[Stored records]
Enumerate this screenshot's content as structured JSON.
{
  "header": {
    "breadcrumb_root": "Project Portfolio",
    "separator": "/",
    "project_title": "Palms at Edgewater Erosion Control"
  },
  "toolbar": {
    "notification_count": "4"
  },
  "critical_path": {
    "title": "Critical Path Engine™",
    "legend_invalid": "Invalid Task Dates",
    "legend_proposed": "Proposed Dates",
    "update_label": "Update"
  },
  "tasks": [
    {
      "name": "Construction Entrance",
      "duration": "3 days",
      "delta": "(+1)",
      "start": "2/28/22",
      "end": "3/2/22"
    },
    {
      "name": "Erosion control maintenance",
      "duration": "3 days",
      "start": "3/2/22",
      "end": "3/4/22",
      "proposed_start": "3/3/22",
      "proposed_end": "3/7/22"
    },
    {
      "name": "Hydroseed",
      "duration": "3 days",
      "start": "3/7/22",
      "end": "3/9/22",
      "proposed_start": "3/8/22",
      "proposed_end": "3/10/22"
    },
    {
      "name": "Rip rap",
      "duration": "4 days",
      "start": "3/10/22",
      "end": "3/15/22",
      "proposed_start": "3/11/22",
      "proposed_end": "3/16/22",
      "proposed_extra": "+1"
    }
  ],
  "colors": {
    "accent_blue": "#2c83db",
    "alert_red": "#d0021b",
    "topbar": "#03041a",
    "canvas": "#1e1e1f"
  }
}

- WORK TO COMPLETE -
Identify how many lines in the entries above include the string "Dates", then state that number alone.

- CORRECT OUTPUT -
2